-- Start --

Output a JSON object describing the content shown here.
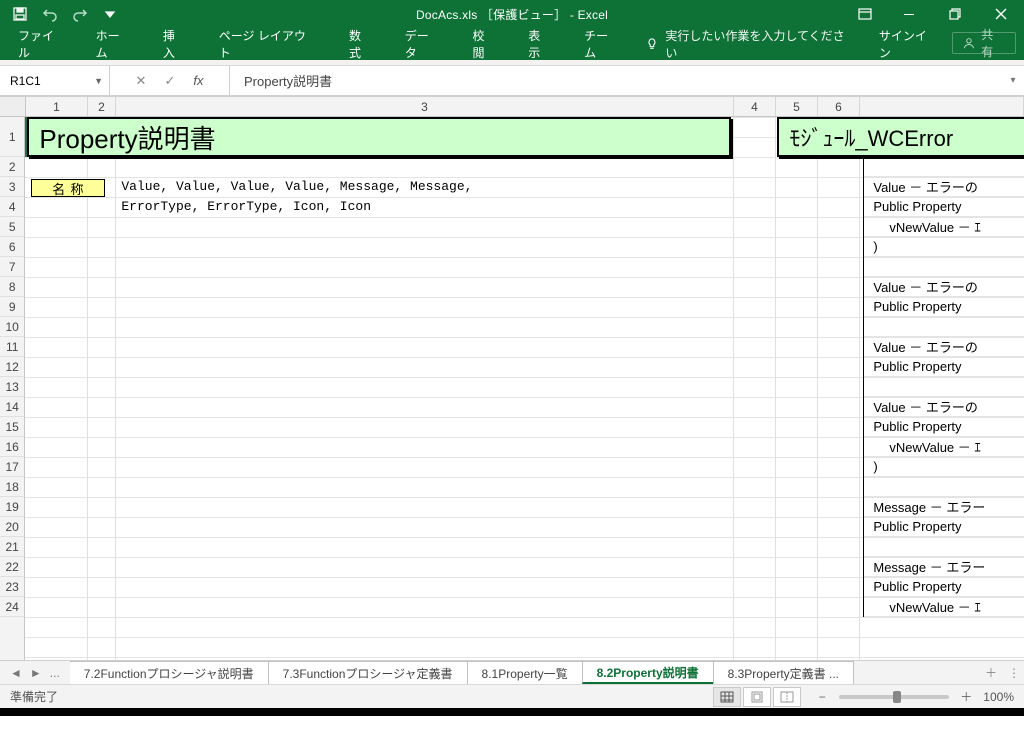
{
  "window": {
    "title": "DocAcs.xls ［保護ビュー］ - Excel"
  },
  "qat": {
    "save_icon": "save-icon",
    "undo_icon": "undo-icon",
    "redo_icon": "redo-icon",
    "customize_icon": "chevron-down-icon"
  },
  "win": {
    "ribbon_opts_label": "リボン表示オプション",
    "minimize_label": "最小化",
    "restore_label": "元に戻す",
    "close_label": "閉じる"
  },
  "ribbon": {
    "file": "ファイル",
    "home": "ホーム",
    "insert": "挿入",
    "layout": "ページ レイアウト",
    "formulas": "数式",
    "data": "データ",
    "review": "校閲",
    "view": "表示",
    "team": "チーム",
    "tellme": "実行したい作業を入力してください",
    "signin": "サインイン",
    "share": "共有"
  },
  "fx": {
    "namebox": "R1C1",
    "cancel": "✕",
    "enter": "✓",
    "fx": "fx",
    "formula": "Property説明書"
  },
  "colheads": {
    "c1": "1",
    "c2": "2",
    "c3": "3",
    "c4": "4",
    "c5": "5",
    "c6": "6"
  },
  "rowheads": [
    "1",
    "2",
    "3",
    "4",
    "5",
    "6",
    "7",
    "8",
    "9",
    "10",
    "11",
    "12",
    "13",
    "14",
    "15",
    "16",
    "17",
    "18",
    "19",
    "20",
    "21",
    "22",
    "23",
    "24"
  ],
  "sheet": {
    "title": "Property説明書",
    "module_title": "ﾓｼﾞｭｰﾙ_WCError",
    "field_label": "名 称",
    "line3": "Value, Value, Value, Value, Message, Message,",
    "line4": "ErrorType, ErrorType, Icon, Icon",
    "right": [
      "",
      "Value － エラーの",
      "Public Property",
      "  vNewValue  － ｴ",
      " )",
      "",
      "Value － エラーの",
      "Public Property",
      "",
      "Value － エラーの",
      "Public Property",
      "",
      "Value － エラーの",
      "Public Property",
      "  vNewValue  － ｴ",
      " )",
      "",
      "Message － エラー",
      "Public Property",
      "",
      "Message － エラー",
      "Public Property",
      "  vNewValue  － ｴ"
    ]
  },
  "tabs": {
    "ellipsis": "...",
    "t1": "7.2Functionプロシージャ説明書",
    "t2": "7.3Functionプロシージャ定義書",
    "t3": "8.1Property一覧",
    "t4": "8.2Property説明書",
    "t5": "8.3Property定義書 ...",
    "add": "＋"
  },
  "status": {
    "ready": "準備完了",
    "zoom": "100%",
    "minus": "−",
    "plus": "＋"
  }
}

-- End --

--- Your objective ---
Give every line back word for word and leave the pictures out.

--- Final result ---
Output a JSON object describing the content shown here.
{
  "window": {
    "title": "DocAcs.xls ［保護ビュー］ - Excel"
  },
  "qat": {
    "save_icon": "save-icon",
    "undo_icon": "undo-icon",
    "redo_icon": "redo-icon",
    "customize_icon": "chevron-down-icon"
  },
  "win": {
    "ribbon_opts_label": "リボン表示オプション",
    "minimize_label": "最小化",
    "restore_label": "元に戻す",
    "close_label": "閉じる"
  },
  "ribbon": {
    "file": "ファイル",
    "home": "ホーム",
    "insert": "挿入",
    "layout": "ページ レイアウト",
    "formulas": "数式",
    "data": "データ",
    "review": "校閲",
    "view": "表示",
    "team": "チーム",
    "tellme": "実行したい作業を入力してください",
    "signin": "サインイン",
    "share": "共有"
  },
  "fx": {
    "namebox": "R1C1",
    "cancel": "✕",
    "enter": "✓",
    "fx": "fx",
    "formula": "Property説明書"
  },
  "colheads": {
    "c1": "1",
    "c2": "2",
    "c3": "3",
    "c4": "4",
    "c5": "5",
    "c6": "6"
  },
  "rowheads": [
    "1",
    "2",
    "3",
    "4",
    "5",
    "6",
    "7",
    "8",
    "9",
    "10",
    "11",
    "12",
    "13",
    "14",
    "15",
    "16",
    "17",
    "18",
    "19",
    "20",
    "21",
    "22",
    "23",
    "24"
  ],
  "sheet": {
    "title": "Property説明書",
    "module_title": "ﾓｼﾞｭｰﾙ_WCError",
    "field_label": "名 称",
    "line3": "Value, Value, Value, Value, Message, Message,",
    "line4": "ErrorType, ErrorType, Icon, Icon",
    "right": [
      "",
      "Value － エラーの",
      "Public Property",
      "  vNewValue  － ｴ",
      " )",
      "",
      "Value － エラーの",
      "Public Property",
      "",
      "Value － エラーの",
      "Public Property",
      "",
      "Value － エラーの",
      "Public Property",
      "  vNewValue  － ｴ",
      " )",
      "",
      "Message － エラー",
      "Public Property",
      "",
      "Message － エラー",
      "Public Property",
      "  vNewValue  － ｴ"
    ]
  },
  "tabs": {
    "ellipsis": "...",
    "t1": "7.2Functionプロシージャ説明書",
    "t2": "7.3Functionプロシージャ定義書",
    "t3": "8.1Property一覧",
    "t4": "8.2Property説明書",
    "t5": "8.3Property定義書 ...",
    "add": "＋"
  },
  "status": {
    "ready": "準備完了",
    "zoom": "100%",
    "minus": "−",
    "plus": "＋"
  }
}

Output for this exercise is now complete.